Records follow. Copy every line with "recovery".

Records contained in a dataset
* START *
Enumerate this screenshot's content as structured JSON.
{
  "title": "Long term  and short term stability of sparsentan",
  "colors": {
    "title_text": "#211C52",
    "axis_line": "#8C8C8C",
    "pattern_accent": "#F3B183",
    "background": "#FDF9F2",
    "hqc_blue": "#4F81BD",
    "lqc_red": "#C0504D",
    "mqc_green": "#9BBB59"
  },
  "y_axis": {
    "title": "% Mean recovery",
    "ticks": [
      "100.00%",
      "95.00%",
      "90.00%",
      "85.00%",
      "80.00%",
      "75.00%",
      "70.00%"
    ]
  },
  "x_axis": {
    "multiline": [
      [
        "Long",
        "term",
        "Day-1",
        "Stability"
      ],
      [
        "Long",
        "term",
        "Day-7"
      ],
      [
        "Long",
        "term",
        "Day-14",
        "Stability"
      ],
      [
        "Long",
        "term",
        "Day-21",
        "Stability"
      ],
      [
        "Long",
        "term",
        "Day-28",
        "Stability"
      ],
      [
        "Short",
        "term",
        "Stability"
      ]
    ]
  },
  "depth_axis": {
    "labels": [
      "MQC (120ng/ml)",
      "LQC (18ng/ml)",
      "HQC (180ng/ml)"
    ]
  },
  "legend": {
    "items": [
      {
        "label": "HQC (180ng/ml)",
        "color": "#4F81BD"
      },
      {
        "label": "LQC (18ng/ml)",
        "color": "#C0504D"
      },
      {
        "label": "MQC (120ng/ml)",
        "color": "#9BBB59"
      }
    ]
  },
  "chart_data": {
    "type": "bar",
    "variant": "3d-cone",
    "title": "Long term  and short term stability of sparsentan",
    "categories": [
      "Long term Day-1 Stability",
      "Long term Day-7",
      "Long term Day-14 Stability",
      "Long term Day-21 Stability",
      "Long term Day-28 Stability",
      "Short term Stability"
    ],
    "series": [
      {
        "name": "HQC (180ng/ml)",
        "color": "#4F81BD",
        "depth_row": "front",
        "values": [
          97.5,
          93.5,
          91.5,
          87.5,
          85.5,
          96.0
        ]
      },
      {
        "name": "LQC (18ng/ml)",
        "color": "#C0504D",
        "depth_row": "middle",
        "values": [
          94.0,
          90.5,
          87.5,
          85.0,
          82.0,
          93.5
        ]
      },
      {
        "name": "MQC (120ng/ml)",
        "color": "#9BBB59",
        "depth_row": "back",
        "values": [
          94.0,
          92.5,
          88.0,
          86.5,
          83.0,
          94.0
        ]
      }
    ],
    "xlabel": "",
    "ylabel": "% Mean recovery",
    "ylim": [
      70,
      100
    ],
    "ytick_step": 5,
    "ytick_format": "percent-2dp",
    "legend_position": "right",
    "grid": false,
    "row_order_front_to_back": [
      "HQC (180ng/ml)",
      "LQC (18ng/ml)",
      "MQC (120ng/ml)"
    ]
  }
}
* END *
OUTPUT OF THE EXERCISE
    "title": "% Mean recovery",
    "ylabel": "% Mean recovery",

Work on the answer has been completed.